Word for word, quote all of the material, omitting the pictures.

MATERIAL FOR THIS EXERCISE:
************

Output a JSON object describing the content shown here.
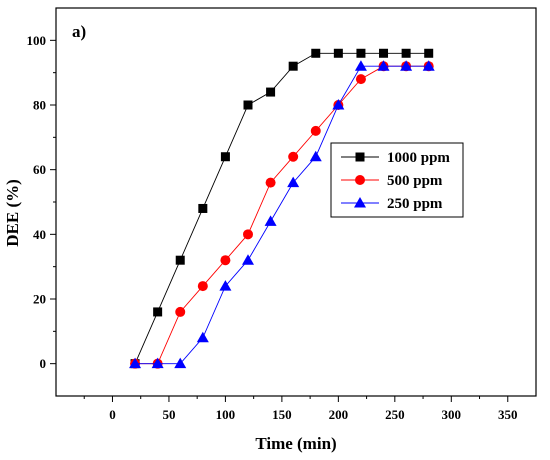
{
  "chart_data": {
    "type": "line",
    "panel_label": "a)",
    "xlabel": "Time (min)",
    "ylabel": "DEE (%)",
    "xlim": [
      -50,
      375
    ],
    "ylim": [
      -10,
      110
    ],
    "xticks": [
      0,
      50,
      100,
      150,
      200,
      250,
      300,
      350
    ],
    "yticks": [
      0,
      20,
      40,
      60,
      80,
      100
    ],
    "grid": false,
    "legend_position": "right",
    "series": [
      {
        "name": "1000 ppm",
        "color": "#000000",
        "marker": "square",
        "x": [
          20,
          40,
          60,
          80,
          100,
          120,
          140,
          160,
          180,
          200,
          220,
          240,
          260,
          280
        ],
        "y": [
          0,
          16,
          32,
          48,
          64,
          80,
          84,
          92,
          96,
          96,
          96,
          96,
          96,
          96
        ]
      },
      {
        "name": "500 ppm",
        "color": "#ff0000",
        "marker": "circle",
        "x": [
          20,
          40,
          60,
          80,
          100,
          120,
          140,
          160,
          180,
          200,
          220,
          240,
          260,
          280
        ],
        "y": [
          0,
          0,
          16,
          24,
          32,
          40,
          56,
          64,
          72,
          80,
          88,
          92,
          92,
          92
        ]
      },
      {
        "name": "250 ppm",
        "color": "#0000ff",
        "marker": "triangle",
        "x": [
          20,
          40,
          60,
          80,
          100,
          120,
          140,
          160,
          180,
          200,
          220,
          240,
          260,
          280
        ],
        "y": [
          0,
          0,
          0,
          8,
          24,
          32,
          44,
          56,
          64,
          80,
          92,
          92,
          92,
          92
        ]
      }
    ]
  }
}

************

FULL OUTPUT:
Output a JSON object describing the content shown here.
{
  "chart_data": {
    "type": "line",
    "panel_label": "a)",
    "xlabel": "Time (min)",
    "ylabel": "DEE (%)",
    "xlim": [
      -50,
      375
    ],
    "ylim": [
      -10,
      110
    ],
    "xticks": [
      0,
      50,
      100,
      150,
      200,
      250,
      300,
      350
    ],
    "yticks": [
      0,
      20,
      40,
      60,
      80,
      100
    ],
    "grid": false,
    "legend_position": "right",
    "series": [
      {
        "name": "1000 ppm",
        "color": "#000000",
        "marker": "square",
        "x": [
          20,
          40,
          60,
          80,
          100,
          120,
          140,
          160,
          180,
          200,
          220,
          240,
          260,
          280
        ],
        "y": [
          0,
          16,
          32,
          48,
          64,
          80,
          84,
          92,
          96,
          96,
          96,
          96,
          96,
          96
        ]
      },
      {
        "name": "500 ppm",
        "color": "#ff0000",
        "marker": "circle",
        "x": [
          20,
          40,
          60,
          80,
          100,
          120,
          140,
          160,
          180,
          200,
          220,
          240,
          260,
          280
        ],
        "y": [
          0,
          0,
          16,
          24,
          32,
          40,
          56,
          64,
          72,
          80,
          88,
          92,
          92,
          92
        ]
      },
      {
        "name": "250 ppm",
        "color": "#0000ff",
        "marker": "triangle",
        "x": [
          20,
          40,
          60,
          80,
          100,
          120,
          140,
          160,
          180,
          200,
          220,
          240,
          260,
          280
        ],
        "y": [
          0,
          0,
          0,
          8,
          24,
          32,
          44,
          56,
          64,
          80,
          92,
          92,
          92,
          92
        ]
      }
    ]
  }
}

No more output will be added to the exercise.